Türkiye’de yüzbinlerce yurttaş, muhalif şu ya da bu ölçüde mağdur. Ve Türkiye’de milyonlarca muhalif, hiçbir mağduriyet yaşamadı, yaşamıyor. Yalnızca sinirleri bozuk. Canları sıkılıyor. Buna mukabil günlük yaşamları ve yıllık planlarında hiçbir değişiklik olmuyor. İşte bu insanların, ‘Canım ne yapabiliriz?’ sorularına, ‘Hiç olmazsa gerçekte ne olduğunu merak edebilirsiniz?’ denilebilir.
Hadi, ilgisiz yorumlar yapmadan şu soruya dürüstçe yanıt verin, sevgili siniri bozuk eğitimli orta tabaka mensupları: “Çok gıcık olduğunuz Kürt siyasetçilerinin herhangi birinin hangi suçlama ve hangi iddianameyle yargılandığını biliyor musunuz ve herhangi birinin savunmasını okudunuz mu?” Bilmiyorsunuz ve okumadınız değil mi? Peki, neden bu durumdasınız?
Gerçi ‘Okumadınız,’ der demez, bir iki basılı ve bazı internet gazeteleri dışında ‘okuyacağınız’ bir mecra kalmadığını da düşünüyorum kuşkusuz. Örneğin resmi gazete Hürriyet’te hakkıyla yer aldı mı, Demirtaş’ın, siyaseti ve toplumu sarsması gereken savunmasındaki iddiaları?
İkinci basit ve naif öneri, diğerinden de zahmetsiz: Bazı şeyleri, kurumları, etkinlikleri protesto edebilirsiniz. AVM’lere karşı mısınız? Yeşil alan mı istiyorsunuz? Çok mecbur kalmadıkça gitmeyin o zaman! Sizi, hafta sonlarınızı AVM’lerde geçirmeniz için zorlayan mı var? Silah mı dayıyorlar! ‘Ay hiç yeşil alan bırakmadılar’ mı? ‘Ay o binalara tenezzül etmeyin,’ o zaman.
Dolmuş ve taksicilerden şikâyet etmeyen bir kişi görmedim bu güne dek. Binmeyin bir süre. Mecbur kalmadıkça tercih etmeyin. Örneğin, hiç olmazsa bir haftacık protesto edin, yolcusuna koyun muamelesi yapanları. Onlara, ücreti karşılığında bir kamu hizmeti verdiklerini hatırlatın. Üç beş gün yüz vermeyin.
Düzelmez mi dersiniz? Şu yaşıma dek anladığım şeylerden biri, Türkiye toplum ortalamasının başat değerinin ‘para’ olduğu. Size kötü mü davranılıyor, araçlarını deli gibi kullanıp her kuralı ihlal mi ediyorlar; bir süre gelirlerinden mahrum edin o zaman. Neden yapmıyorsunuz? Kaba saba bakkalınızdan alışveriş yapmayın, mesela. Bazı gazetecilerin muhalif numarası yapan dalkavuklar olduğunu mu düşünüyorsunuz? Eh okumayın o zaman.
Belki bir süre yorulursunuz ancak siz yurttaş olduğunuzu fark etmediğiniz sürece, bir şey değişmeyecek. Onay verdiğiniz sürece devam eder her kötülük ve onay, çoğu zaman açık değil, üstü kapalıdır. Vermeyin o zaman!

———

> _Kısa problem 1_
Aşağıdaki ifadelerin, yukarıdaki muhalif yurttaşlara seslenen metne uyup uymadığını belirtiniz. Her biri için evet ya da hayır deyip metinden belirleyici sözleri aynen aktarınız.
(a) Türkiye'de milyonlarca muhalif hiçbir mağduriyet yaşamamıştır.
(b) Türkiye toplum ortalamasının başat değeri adalettir.
(c) Dolmuş ve taksicilerin en az bir ay boyunca protesto edilmesi önerilmektedir.
> _Kısa problem 2_
Yukarıdaki muhalif yurttaşlara seslenen metinde "resmi gazete" olarak anılan yayın hangisidir?
> _Kısa problem 3_
Yukarıdaki muhalif yurttaşlara seslenen metni, son cümlesinden sonra kaldığı yerden sürdürünüz.

> _Kayıt kümesi_
———

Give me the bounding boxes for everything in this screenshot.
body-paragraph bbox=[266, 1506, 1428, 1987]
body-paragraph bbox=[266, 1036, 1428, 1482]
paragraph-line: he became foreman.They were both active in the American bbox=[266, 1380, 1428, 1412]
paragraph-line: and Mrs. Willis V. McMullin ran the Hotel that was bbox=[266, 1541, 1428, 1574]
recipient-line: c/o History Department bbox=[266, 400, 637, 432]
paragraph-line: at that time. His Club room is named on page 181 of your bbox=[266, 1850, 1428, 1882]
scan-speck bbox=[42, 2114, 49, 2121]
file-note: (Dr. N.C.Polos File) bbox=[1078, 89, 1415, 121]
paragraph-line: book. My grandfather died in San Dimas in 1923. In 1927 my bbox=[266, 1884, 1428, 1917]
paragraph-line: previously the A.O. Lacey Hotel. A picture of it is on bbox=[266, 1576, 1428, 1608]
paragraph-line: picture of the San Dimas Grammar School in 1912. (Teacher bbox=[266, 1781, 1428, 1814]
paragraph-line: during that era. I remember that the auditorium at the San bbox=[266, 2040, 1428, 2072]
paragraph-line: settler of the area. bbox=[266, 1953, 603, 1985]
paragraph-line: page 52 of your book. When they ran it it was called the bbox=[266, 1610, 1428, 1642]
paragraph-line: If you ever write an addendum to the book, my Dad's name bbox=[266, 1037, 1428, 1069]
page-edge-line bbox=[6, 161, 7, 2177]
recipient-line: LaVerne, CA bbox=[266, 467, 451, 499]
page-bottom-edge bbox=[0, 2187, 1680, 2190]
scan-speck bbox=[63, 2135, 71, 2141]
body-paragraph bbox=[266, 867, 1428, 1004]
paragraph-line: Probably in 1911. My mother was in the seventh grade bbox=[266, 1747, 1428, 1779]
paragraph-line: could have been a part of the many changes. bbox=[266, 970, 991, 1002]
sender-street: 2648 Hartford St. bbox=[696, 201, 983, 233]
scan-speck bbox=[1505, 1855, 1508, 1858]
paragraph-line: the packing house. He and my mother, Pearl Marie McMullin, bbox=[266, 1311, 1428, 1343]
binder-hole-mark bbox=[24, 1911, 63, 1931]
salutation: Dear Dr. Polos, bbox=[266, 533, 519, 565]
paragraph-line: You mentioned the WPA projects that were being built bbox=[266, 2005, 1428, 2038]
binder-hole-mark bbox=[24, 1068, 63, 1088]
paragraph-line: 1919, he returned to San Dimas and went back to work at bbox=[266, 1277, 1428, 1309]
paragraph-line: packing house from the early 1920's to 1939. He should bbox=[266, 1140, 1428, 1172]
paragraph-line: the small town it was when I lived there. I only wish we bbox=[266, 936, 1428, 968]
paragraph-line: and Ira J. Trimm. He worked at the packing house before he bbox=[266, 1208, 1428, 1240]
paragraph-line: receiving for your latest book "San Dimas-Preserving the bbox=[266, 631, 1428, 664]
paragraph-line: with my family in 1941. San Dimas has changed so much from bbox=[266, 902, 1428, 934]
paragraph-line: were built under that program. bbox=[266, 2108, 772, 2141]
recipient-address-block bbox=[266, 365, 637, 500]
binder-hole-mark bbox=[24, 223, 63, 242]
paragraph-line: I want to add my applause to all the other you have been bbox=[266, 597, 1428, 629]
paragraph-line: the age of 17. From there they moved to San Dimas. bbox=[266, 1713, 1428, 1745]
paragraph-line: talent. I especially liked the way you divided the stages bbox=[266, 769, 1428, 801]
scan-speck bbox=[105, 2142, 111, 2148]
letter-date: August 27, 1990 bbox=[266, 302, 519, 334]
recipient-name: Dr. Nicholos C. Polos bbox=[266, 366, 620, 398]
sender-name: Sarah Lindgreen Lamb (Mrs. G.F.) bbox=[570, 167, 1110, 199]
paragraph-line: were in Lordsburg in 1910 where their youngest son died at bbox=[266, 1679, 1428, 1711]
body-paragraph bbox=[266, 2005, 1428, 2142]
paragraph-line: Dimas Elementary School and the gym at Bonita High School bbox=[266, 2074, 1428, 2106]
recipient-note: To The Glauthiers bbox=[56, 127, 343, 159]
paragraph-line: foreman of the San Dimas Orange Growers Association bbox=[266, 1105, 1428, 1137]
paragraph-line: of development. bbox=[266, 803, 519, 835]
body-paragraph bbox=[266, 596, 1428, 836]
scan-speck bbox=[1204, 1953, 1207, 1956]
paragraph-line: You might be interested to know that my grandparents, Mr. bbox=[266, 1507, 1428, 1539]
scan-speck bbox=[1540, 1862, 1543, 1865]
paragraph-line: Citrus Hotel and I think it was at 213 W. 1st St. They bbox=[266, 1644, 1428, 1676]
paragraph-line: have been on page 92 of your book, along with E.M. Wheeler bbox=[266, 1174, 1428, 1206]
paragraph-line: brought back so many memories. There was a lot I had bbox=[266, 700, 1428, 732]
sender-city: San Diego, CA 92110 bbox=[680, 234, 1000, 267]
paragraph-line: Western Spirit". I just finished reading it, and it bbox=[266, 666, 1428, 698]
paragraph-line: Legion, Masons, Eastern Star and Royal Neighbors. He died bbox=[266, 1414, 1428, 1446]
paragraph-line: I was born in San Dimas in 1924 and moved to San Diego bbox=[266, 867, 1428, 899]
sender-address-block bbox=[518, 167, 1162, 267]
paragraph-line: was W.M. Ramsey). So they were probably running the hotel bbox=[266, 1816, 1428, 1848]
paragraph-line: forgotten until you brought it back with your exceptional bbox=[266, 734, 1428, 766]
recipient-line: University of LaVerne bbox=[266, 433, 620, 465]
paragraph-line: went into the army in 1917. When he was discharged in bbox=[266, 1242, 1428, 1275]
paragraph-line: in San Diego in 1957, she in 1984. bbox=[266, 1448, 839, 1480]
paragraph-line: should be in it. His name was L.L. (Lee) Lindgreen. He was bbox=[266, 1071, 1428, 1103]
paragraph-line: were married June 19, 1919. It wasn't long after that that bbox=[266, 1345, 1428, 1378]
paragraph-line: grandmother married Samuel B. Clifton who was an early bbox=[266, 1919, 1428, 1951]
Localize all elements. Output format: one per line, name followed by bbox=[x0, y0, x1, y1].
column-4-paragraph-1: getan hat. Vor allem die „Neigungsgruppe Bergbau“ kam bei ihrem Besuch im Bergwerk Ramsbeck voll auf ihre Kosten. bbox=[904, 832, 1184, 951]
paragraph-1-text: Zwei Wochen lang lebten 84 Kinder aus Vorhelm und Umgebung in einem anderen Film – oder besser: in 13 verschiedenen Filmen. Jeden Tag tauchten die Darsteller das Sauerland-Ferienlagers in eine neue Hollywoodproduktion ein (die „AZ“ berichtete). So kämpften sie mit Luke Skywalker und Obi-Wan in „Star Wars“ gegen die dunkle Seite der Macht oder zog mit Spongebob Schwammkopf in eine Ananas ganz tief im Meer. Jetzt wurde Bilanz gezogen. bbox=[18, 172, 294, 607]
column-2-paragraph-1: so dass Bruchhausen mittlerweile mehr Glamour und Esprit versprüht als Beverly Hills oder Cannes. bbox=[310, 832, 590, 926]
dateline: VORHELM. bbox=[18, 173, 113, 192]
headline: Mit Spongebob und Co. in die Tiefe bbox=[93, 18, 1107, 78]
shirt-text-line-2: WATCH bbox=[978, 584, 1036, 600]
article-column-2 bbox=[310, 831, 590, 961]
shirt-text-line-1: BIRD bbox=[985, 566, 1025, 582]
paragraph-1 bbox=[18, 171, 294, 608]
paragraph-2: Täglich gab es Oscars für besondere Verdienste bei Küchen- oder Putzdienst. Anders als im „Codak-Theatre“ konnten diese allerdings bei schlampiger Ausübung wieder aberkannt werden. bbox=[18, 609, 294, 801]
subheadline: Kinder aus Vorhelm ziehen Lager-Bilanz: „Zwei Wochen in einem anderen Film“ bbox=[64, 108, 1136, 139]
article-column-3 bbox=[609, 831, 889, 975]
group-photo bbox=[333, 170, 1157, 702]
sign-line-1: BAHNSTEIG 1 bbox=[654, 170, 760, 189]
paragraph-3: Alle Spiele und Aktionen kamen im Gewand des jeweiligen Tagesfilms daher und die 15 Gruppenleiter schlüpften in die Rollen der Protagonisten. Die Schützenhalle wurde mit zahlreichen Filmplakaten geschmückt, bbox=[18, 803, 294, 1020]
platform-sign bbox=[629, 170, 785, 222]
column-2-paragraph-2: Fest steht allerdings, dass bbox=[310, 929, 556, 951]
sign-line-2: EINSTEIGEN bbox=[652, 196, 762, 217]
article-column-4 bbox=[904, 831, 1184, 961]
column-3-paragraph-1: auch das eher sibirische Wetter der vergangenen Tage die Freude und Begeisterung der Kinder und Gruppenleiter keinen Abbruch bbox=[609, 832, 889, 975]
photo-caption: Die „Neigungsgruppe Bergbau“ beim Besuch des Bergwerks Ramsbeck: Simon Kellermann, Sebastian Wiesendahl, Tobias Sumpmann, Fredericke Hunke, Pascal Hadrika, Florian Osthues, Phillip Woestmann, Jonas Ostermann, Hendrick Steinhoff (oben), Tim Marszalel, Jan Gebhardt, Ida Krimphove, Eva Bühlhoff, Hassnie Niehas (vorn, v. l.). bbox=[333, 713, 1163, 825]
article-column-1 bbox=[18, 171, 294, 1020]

———

> _Beklenen cevap 1_
(a) Evet: "Ve Türkiye’de milyonlarca muhalif, hiçbir mağduriyet yaşamadı, yaşamıyor."
(b) Hayır: "Türkiye toplum ortalamasının başat değerinin ‘para’ olduğu."
(c) Hayır: "hiç olmazsa bir haftacık protesto edin"

> _Beklenen cevap 2_
Hürriyet.

> _Beklenen cevap 3_
Memleketin kültürel, sosyal ve maddi sermeyesi, büyük ölçüde sizsiniz. Sabahtan akşama aşağılandığınızı ve size hoyrat davranıldığını düşünüyorsanız, barışçıl ve basit yollarla ‘varlığını’ hatırlatabilirsiniz, yaşamınızın her düzleminde size sövenlere. “Harcamayı yapan benim, okuyan benim, sanata dair her ne varsa yapan ve destekleyen benim; yemediğim hakaret kalmıyor, oh ne âlâ memleket.” diyebilirsiniz, misal…
Bakıyorum kendi dünyama, akademiye, yazar çizer tayfasına. Hiçbir ‘kurumu’ protesto etmiyorlar. Akademisyenlerin ihraç edilmesine çok mu öfkelisin? O zaman ihraççı üniversitelere gitme, konuşma yapma, orada tebliğ sunma, dergisine makale gönderme. Bırak oralardaki akademik etkinliklere yalnızca ‘diğerleri’ katılsın. Eğer bunu dahi yapamıyorsan ne diye üzülüyorsun ki. Meslektaşını atan o kümeslerdeki etkinliklere katılacaksan, ne diye ‘dayanışmadan’ söz ediyorsun? Ben ne yapayım senin üzüntünü? Protestonun atılanlara hiçbir yararı olmaz, ama siz doğru bir tavır sergilemiş olursunuz, fena mı? Şu kadarını olsun beceremiyorsanız, hiç olmazsa dürüst olun ve yaşamınızda hiçbir şey değişmediğini, değişmeyeceğini itiraf edin.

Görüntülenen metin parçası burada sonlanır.